Stored rows:

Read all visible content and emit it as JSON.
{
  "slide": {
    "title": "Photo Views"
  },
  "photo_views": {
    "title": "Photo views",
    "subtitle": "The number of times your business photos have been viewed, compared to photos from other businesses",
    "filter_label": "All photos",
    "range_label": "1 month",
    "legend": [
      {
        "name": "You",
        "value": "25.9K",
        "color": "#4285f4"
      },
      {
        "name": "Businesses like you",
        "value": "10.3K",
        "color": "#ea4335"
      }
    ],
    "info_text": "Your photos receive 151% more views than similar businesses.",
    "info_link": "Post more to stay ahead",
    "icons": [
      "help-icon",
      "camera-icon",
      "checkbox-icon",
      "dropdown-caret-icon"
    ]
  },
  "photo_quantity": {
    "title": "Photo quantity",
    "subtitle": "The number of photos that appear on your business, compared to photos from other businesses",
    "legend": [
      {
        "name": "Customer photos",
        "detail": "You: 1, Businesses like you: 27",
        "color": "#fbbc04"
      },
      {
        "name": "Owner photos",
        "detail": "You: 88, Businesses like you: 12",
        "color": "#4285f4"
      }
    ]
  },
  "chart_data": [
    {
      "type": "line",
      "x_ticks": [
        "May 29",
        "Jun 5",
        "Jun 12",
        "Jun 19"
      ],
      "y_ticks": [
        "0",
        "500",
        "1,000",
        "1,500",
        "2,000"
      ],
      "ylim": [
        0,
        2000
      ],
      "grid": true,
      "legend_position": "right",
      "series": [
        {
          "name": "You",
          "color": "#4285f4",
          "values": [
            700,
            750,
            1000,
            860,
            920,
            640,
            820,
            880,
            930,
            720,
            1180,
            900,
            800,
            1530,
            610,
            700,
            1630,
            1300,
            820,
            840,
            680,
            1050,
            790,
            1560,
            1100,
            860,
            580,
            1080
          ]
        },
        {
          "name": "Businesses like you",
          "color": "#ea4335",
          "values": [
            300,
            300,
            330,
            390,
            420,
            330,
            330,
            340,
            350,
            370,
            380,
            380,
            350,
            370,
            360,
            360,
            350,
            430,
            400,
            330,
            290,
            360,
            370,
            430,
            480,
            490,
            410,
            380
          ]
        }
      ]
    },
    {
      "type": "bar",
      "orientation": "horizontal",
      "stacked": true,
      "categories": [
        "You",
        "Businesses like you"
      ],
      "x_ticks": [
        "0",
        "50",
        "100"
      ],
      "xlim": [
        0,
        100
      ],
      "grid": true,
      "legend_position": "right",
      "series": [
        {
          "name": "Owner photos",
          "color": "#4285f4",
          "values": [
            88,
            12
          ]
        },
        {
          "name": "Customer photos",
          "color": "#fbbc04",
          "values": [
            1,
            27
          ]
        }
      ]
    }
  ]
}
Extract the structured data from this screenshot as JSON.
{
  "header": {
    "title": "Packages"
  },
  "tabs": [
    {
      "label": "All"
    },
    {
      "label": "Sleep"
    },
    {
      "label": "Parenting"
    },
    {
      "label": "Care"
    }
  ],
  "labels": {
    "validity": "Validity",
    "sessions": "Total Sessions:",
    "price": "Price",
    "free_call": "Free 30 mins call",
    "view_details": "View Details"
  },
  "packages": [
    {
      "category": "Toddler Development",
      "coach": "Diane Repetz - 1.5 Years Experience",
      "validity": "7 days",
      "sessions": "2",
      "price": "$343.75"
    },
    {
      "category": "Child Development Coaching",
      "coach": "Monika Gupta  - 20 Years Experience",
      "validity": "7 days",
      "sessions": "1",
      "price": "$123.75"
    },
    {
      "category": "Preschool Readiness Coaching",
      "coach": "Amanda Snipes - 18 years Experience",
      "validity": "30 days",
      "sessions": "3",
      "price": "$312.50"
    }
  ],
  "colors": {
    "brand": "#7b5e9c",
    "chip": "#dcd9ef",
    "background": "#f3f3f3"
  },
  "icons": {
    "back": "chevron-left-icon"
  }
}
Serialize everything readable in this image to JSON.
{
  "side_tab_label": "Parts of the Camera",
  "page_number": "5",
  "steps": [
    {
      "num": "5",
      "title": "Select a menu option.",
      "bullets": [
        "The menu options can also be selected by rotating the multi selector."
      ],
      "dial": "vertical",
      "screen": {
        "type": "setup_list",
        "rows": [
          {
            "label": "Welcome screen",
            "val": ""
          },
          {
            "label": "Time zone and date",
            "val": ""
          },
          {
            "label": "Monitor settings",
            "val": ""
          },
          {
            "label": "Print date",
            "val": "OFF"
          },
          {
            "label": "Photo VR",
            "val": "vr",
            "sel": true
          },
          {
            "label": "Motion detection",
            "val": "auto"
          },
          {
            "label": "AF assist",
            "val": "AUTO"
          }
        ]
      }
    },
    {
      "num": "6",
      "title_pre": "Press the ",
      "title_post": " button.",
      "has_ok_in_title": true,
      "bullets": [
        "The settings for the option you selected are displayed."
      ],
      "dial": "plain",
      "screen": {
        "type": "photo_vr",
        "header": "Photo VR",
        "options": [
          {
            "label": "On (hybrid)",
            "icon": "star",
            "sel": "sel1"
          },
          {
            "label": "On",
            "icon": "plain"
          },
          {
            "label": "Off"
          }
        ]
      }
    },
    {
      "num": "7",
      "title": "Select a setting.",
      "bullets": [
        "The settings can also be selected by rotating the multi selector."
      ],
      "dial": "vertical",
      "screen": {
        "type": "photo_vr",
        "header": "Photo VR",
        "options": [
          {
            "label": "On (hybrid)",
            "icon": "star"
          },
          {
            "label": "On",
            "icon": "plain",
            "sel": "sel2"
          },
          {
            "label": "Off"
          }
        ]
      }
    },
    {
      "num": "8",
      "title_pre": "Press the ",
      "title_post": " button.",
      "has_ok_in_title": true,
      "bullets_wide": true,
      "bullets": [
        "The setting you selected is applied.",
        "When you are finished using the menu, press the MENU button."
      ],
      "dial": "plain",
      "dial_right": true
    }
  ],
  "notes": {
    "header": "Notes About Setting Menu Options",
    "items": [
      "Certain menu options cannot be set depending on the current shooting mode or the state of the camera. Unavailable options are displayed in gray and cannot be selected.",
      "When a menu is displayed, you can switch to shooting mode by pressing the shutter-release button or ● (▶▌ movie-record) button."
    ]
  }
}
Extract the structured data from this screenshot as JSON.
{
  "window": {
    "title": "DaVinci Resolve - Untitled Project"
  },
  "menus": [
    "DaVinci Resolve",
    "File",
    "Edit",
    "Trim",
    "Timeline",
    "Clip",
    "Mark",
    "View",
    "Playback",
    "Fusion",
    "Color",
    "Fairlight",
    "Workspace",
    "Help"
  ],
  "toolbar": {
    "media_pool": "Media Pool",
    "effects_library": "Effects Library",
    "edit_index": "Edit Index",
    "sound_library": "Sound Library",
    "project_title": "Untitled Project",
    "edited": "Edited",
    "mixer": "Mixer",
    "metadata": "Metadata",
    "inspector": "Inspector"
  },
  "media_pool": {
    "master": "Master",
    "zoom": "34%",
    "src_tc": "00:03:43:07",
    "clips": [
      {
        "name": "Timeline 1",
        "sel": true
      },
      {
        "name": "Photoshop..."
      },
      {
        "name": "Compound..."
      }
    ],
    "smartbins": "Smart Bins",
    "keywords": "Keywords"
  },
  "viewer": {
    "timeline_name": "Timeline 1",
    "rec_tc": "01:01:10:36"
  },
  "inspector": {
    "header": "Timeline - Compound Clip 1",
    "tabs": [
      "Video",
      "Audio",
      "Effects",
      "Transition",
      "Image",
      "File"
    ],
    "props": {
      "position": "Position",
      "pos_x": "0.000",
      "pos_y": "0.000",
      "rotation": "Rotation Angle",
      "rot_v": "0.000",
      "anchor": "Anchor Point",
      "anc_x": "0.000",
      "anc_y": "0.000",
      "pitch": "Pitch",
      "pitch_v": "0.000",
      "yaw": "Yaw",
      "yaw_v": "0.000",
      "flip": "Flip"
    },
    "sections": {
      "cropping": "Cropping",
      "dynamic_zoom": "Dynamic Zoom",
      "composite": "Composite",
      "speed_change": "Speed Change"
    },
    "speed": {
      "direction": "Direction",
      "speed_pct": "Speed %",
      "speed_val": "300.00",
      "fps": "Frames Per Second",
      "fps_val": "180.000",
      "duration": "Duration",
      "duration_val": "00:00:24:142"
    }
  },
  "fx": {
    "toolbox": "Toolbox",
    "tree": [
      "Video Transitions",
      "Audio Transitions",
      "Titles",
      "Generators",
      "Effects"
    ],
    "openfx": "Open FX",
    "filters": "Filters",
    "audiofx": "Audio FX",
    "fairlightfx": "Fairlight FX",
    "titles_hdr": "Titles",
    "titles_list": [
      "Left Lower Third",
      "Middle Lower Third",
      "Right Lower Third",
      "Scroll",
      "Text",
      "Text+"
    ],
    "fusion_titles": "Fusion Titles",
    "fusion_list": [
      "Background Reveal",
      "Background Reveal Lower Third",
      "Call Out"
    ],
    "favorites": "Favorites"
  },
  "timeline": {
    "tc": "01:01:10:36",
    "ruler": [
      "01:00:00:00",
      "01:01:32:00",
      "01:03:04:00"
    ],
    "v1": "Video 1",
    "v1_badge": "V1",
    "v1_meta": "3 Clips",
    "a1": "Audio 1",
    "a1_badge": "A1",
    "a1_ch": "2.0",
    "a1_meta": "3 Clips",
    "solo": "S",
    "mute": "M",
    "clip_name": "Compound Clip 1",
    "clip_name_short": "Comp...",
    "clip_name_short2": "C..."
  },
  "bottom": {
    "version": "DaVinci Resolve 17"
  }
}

Exercise task: Locate the word "Coaching" in the entries, and copy every line where it is found.

Response to this task:
      "category": "Child Development Coaching",
      "category": "Preschool Readiness Coaching",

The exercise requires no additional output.